### Records supplied
+ + + +

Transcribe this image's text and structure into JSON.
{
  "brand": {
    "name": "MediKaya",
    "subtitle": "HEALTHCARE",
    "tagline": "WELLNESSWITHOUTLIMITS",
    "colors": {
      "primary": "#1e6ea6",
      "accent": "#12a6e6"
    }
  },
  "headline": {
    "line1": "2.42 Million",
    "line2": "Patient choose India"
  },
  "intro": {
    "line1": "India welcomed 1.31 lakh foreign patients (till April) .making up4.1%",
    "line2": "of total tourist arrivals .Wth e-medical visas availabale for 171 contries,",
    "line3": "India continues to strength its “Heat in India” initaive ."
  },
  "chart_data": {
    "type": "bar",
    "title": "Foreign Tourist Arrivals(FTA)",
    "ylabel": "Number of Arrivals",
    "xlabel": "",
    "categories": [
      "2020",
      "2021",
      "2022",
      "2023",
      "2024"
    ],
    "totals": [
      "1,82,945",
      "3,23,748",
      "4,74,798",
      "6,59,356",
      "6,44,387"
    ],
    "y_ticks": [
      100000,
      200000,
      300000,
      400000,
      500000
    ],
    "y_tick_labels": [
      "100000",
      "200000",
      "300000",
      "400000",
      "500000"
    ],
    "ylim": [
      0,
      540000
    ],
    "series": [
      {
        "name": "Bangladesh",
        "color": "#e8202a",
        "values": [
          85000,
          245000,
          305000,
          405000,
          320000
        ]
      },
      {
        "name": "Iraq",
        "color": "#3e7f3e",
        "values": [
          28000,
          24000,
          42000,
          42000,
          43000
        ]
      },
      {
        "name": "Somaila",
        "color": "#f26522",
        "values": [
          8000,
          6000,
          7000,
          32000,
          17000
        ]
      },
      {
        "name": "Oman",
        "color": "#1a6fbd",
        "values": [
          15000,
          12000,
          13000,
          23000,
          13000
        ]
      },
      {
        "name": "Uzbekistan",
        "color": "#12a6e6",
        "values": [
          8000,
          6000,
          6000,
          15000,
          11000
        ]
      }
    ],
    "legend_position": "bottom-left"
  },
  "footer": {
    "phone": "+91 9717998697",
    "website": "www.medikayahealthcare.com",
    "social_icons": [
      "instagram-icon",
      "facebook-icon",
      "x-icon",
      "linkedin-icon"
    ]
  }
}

+ + + +

### What is expected
All of the entries need to be reproduced exactly; please write them out.

### Answer to the exercise
Transcribe this image's text and structure into JSON.
{
  "brand": {
    "name": "MediKaya",
    "subtitle": "HEALTHCARE",
    "tagline": "WELLNESSWITHOUTLIMITS",
    "colors": {
      "primary": "#1e6ea6",
      "accent": "#12a6e6"
    }
  },
  "headline": {
    "line1": "2.42 Million",
    "line2": "Patient choose India"
  },
  "intro": {
    "line1": "India welcomed 1.31 lakh foreign patients (till April) .making up4.1%",
    "line2": "of total tourist arrivals .Wth e-medical visas availabale for 171 contries,",
    "line3": "India continues to strength its “Heat in India” initaive ."
  },
  "chart_data": {
    "type": "bar",
    "title": "Foreign Tourist Arrivals(FTA)",
    "ylabel": "Number of Arrivals",
    "xlabel": "",
    "categories": [
      "2020",
      "2021",
      "2022",
      "2023",
      "2024"
    ],
    "totals": [
      "1,82,945",
      "3,23,748",
      "4,74,798",
      "6,59,356",
      "6,44,387"
    ],
    "y_ticks": [
      100000,
      200000,
      300000,
      400000,
      500000
    ],
    "y_tick_labels": [
      "100000",
      "200000",
      "300000",
      "400000",
      "500000"
    ],
    "ylim": [
      0,
      540000
    ],
    "series": [
      {
        "name": "Bangladesh",
        "color": "#e8202a",
        "values": [
          85000,
          245000,
          305000,
          405000,
          320000
        ]
      },
      {
        "name": "Iraq",
        "color": "#3e7f3e",
        "values": [
          28000,
          24000,
          42000,
          42000,
          43000
        ]
      },
      {
        "name": "Somaila",
        "color": "#f26522",
        "values": [
          8000,
          6000,
          7000,
          32000,
          17000
        ]
      },
      {
        "name": "Oman",
        "color": "#1a6fbd",
        "values": [
          15000,
          12000,
          13000,
          23000,
          13000
        ]
      },
      {
        "name": "Uzbekistan",
        "color": "#12a6e6",
        "values": [
          8000,
          6000,
          6000,
          15000,
          11000
        ]
      }
    ],
    "legend_position": "bottom-left"
  },
  "footer": {
    "phone": "+91 9717998697",
    "website": "www.medikayahealthcare.com",
    "social_icons": [
      "instagram-icon",
      "facebook-icon",
      "x-icon",
      "linkedin-icon"
    ]
  }
}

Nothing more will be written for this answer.